→ **REQUEST**: Write the entries below out again exactly; any picture in them stays out.
* * * * *
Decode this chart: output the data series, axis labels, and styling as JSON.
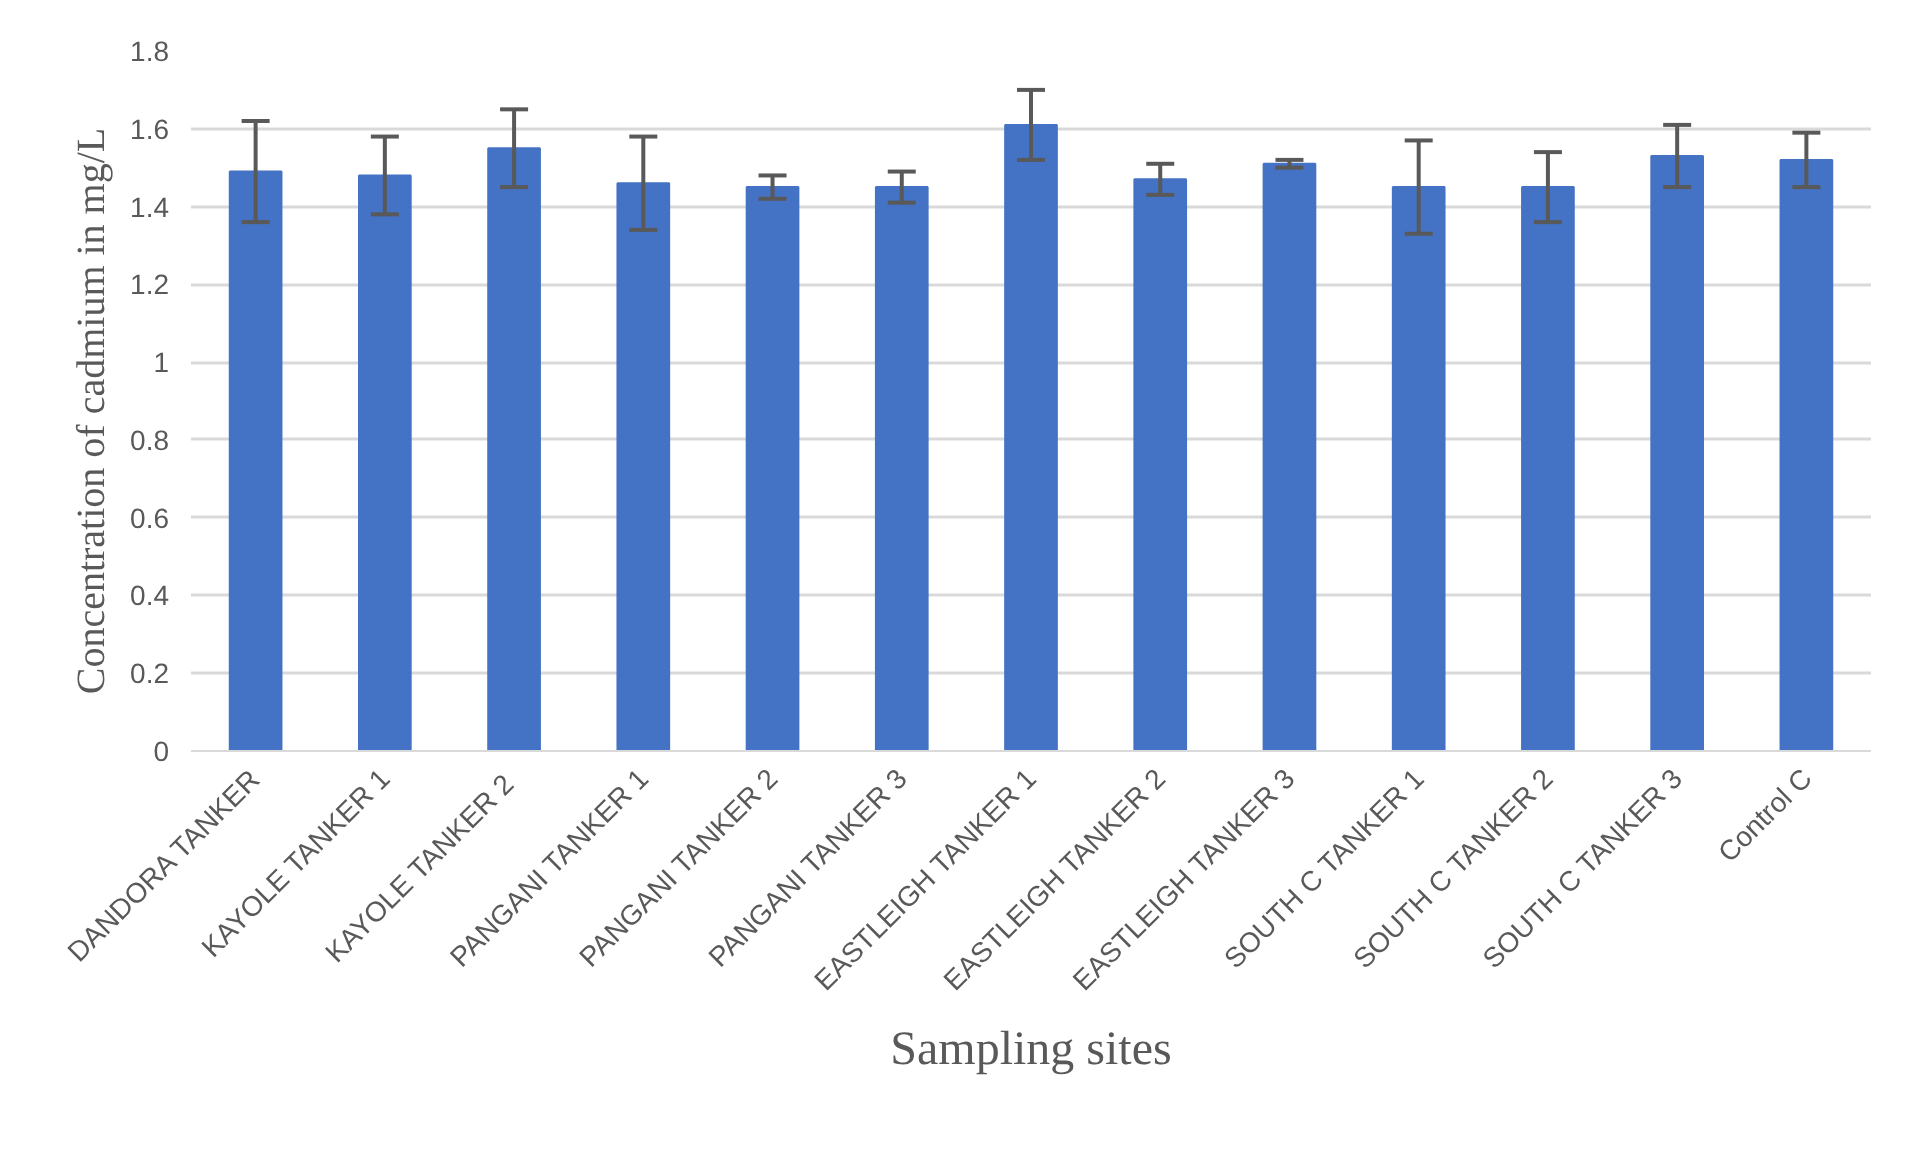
{
  "chart_data": {
    "type": "bar",
    "xlabel": "Sampling sites",
    "ylabel": "Concentration  of cadmium  in mg/L",
    "categories": [
      "DANDORA TANKER",
      "KAYOLE TANKER 1",
      "KAYOLE  TANKER 2",
      "PANGANI TANKER 1",
      "PANGANI TANKER 2",
      "PANGANI TANKER 3",
      "EASTLEIGH TANKER 1",
      "EASTLEIGH TANKER 2",
      "EASTLEIGH TANKER 3",
      "SOUTH C TANKER 1",
      "SOUTH C TANKER 2",
      "SOUTH C TANKER 3",
      "Control C"
    ],
    "values": [
      1.49,
      1.48,
      1.55,
      1.46,
      1.45,
      1.45,
      1.61,
      1.47,
      1.51,
      1.45,
      1.45,
      1.53,
      1.52
    ],
    "errors": [
      0.13,
      0.1,
      0.1,
      0.12,
      0.03,
      0.04,
      0.09,
      0.04,
      0.01,
      0.12,
      0.09,
      0.08,
      0.07
    ],
    "color": "#4472c4",
    "ylim": [
      0,
      1.8
    ],
    "yticks": [
      0,
      0.2,
      0.4,
      0.6,
      0.8,
      1,
      1.2,
      1.4,
      1.6,
      1.8
    ],
    "grid": "y"
  }
}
* * * * *
→ **ANSWER**:
Decode this chart: output the data series, axis labels, and styling as JSON.
{
  "chart_data": {
    "type": "bar",
    "xlabel": "Sampling sites",
    "ylabel": "Concentration  of cadmium  in mg/L",
    "categories": [
      "DANDORA TANKER",
      "KAYOLE TANKER 1",
      "KAYOLE  TANKER 2",
      "PANGANI TANKER 1",
      "PANGANI TANKER 2",
      "PANGANI TANKER 3",
      "EASTLEIGH TANKER 1",
      "EASTLEIGH TANKER 2",
      "EASTLEIGH TANKER 3",
      "SOUTH C TANKER 1",
      "SOUTH C TANKER 2",
      "SOUTH C TANKER 3",
      "Control C"
    ],
    "values": [
      1.49,
      1.48,
      1.55,
      1.46,
      1.45,
      1.45,
      1.61,
      1.47,
      1.51,
      1.45,
      1.45,
      1.53,
      1.52
    ],
    "errors": [
      0.13,
      0.1,
      0.1,
      0.12,
      0.03,
      0.04,
      0.09,
      0.04,
      0.01,
      0.12,
      0.09,
      0.08,
      0.07
    ],
    "color": "#4472c4",
    "ylim": [
      0,
      1.8
    ],
    "yticks": [
      0,
      0.2,
      0.4,
      0.6,
      0.8,
      1,
      1.2,
      1.4,
      1.6,
      1.8
    ],
    "grid": "y"
  }
}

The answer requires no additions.